TASK OBJECTIVE |
Copy out all the lines exactly. Omit pictures.

SUPPLIED ENTRIES |
———

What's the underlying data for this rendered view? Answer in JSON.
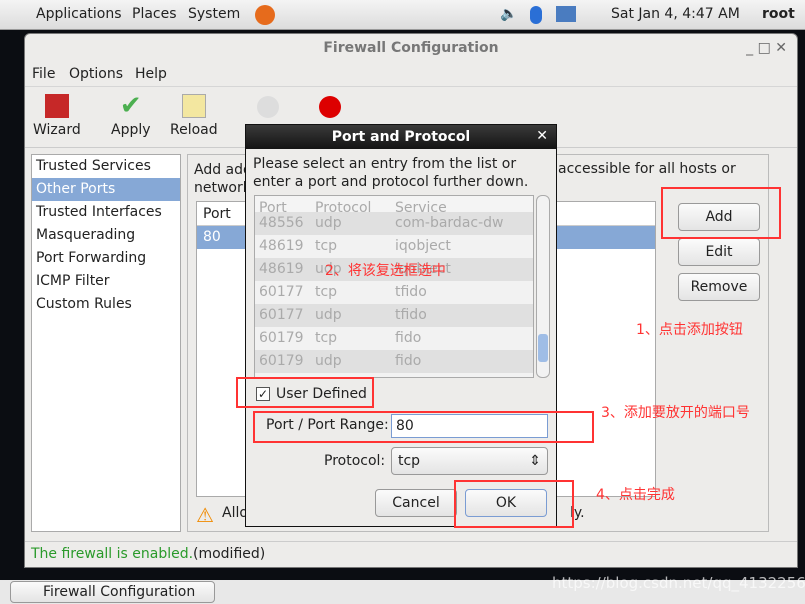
{
  "top_panel": {
    "applications": "Applications",
    "places": "Places",
    "system": "System",
    "clock": "Sat Jan  4,  4:47 AM",
    "user": "root"
  },
  "window": {
    "title": "Firewall Configuration",
    "menu": [
      "File",
      "Options",
      "Help"
    ],
    "toolbar": [
      "Wizard",
      "Apply",
      "Reload"
    ],
    "sidebar": [
      "Trusted Services",
      "Other Ports",
      "Trusted Interfaces",
      "Masquerading",
      "Port Forwarding",
      "ICMP Filter",
      "Custom Rules"
    ],
    "selected_sidebar": "Other Ports",
    "description": "Add additional ports or port ranges, which need to be accessible for all hosts or networks.",
    "desc_visible_left": "Add add",
    "desc_visible_left2": "network",
    "desc_visible_right": "accessible for all hosts or",
    "ports_header": "Port",
    "ports": [
      "80"
    ],
    "buttons": {
      "add": "Add",
      "edit": "Edit",
      "remove": "Remove"
    },
    "warning_left": "Allo",
    "warning_right": "ly.",
    "status_enabled": "The firewall is enabled.",
    "status_modified": "(modified)"
  },
  "dialog": {
    "title": "Port and Protocol",
    "instructions": "Please select an entry from the list or enter a port and protocol further down.",
    "columns": [
      "Port",
      "Protocol",
      "Service"
    ],
    "rows": [
      [
        "48556",
        "udp",
        "com-bardac-dw"
      ],
      [
        "48619",
        "tcp",
        "iqobject"
      ],
      [
        "48619",
        "udp",
        "iqobject"
      ],
      [
        "60177",
        "tcp",
        "tfido"
      ],
      [
        "60177",
        "udp",
        "tfido"
      ],
      [
        "60179",
        "tcp",
        "fido"
      ],
      [
        "60179",
        "udp",
        "fido"
      ]
    ],
    "user_defined_label": "User Defined",
    "user_defined_checked": true,
    "port_label": "Port / Port Range:",
    "port_value": "80",
    "protocol_label": "Protocol:",
    "protocol_value": "tcp",
    "cancel": "Cancel",
    "ok": "OK"
  },
  "annotations": {
    "a1": "1、点击添加按钮",
    "a2": "2、将该复选框选中",
    "a3": "3、添加要放开的端口号",
    "a4": "4、点击完成",
    "color": "#ff3333"
  },
  "taskbar": {
    "item": "Firewall Configuration",
    "watermark": "https://blog.csdn.net/qq_41322565"
  }
}
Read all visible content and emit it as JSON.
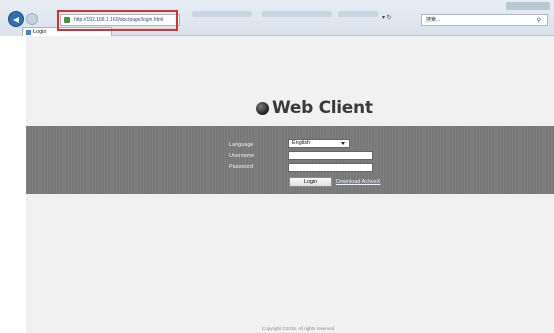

———

WRITTEN SOLUTION |
What's the underlying data for this rendered view? Answer in JSON.
{
  "top_panel": {
    "applications": "Applications",
    "places": "Places",
    "system": "System",
    "clock": "Sat Jan  4,  4:47 AM",
    "user": "root"
  },
  "window": {
    "title": "Firewall Configuration",
    "menu": [
      "File",
      "Options",
      "Help"
    ],
    "toolbar": [
      "Wizard",
      "Apply",
      "Reload"
    ],
    "sidebar": [
      "Trusted Services",
      "Other Ports",
      "Trusted Interfaces",
      "Masquerading",
      "Port Forwarding",
      "ICMP Filter",
      "Custom Rules"
    ],
    "selected_sidebar": "Other Ports",
    "description": "Add additional ports or port ranges, which need to be accessible for all hosts or networks.",
    "desc_visible_left": "Add add",
    "desc_visible_left2": "network",
    "desc_visible_right": "accessible for all hosts or",
    "ports_header": "Port",
    "ports": [
      "80"
    ],
    "buttons": {
      "add": "Add",
      "edit": "Edit",
      "remove": "Remove"
    },
    "warning_left": "Allo",
    "warning_right": "ly.",
    "status_enabled": "The firewall is enabled.",
    "status_modified": "(modified)"
  },
  "dialog": {
    "title": "Port and Protocol",
    "instructions": "Please select an entry from the list or enter a port and protocol further down.",
    "columns": [
      "Port",
      "Protocol",
      "Service"
    ],
    "rows": [
      [
        "48556",
        "udp",
        "com-bardac-dw"
      ],
      [
        "48619",
        "tcp",
        "iqobject"
      ],
      [
        "48619",
        "udp",
        "iqobject"
      ],
      [
        "60177",
        "tcp",
        "tfido"
      ],
      [
        "60177",
        "udp",
        "tfido"
      ],
      [
        "60179",
        "tcp",
        "fido"
      ],
      [
        "60179",
        "udp",
        "fido"
      ]
    ],
    "user_defined_label": "User Defined",
    "user_defined_checked": true,
    "port_label": "Port / Port Range:",
    "port_value": "80",
    "protocol_label": "Protocol:",
    "protocol_value": "tcp",
    "cancel": "Cancel",
    "ok": "OK"
  },
  "annotations": {
    "a1": "1、点击添加按钮",
    "a2": "2、将该复选框选中",
    "a3": "3、添加要放开的端口号",
    "a4": "4、点击完成",
    "color": "#ff3333"
  },
  "taskbar": {
    "item": "Firewall Configuration",
    "watermark": "https://blog.csdn.net/qq_41322565"
  }
}
Read all visible content and emit it as JSON.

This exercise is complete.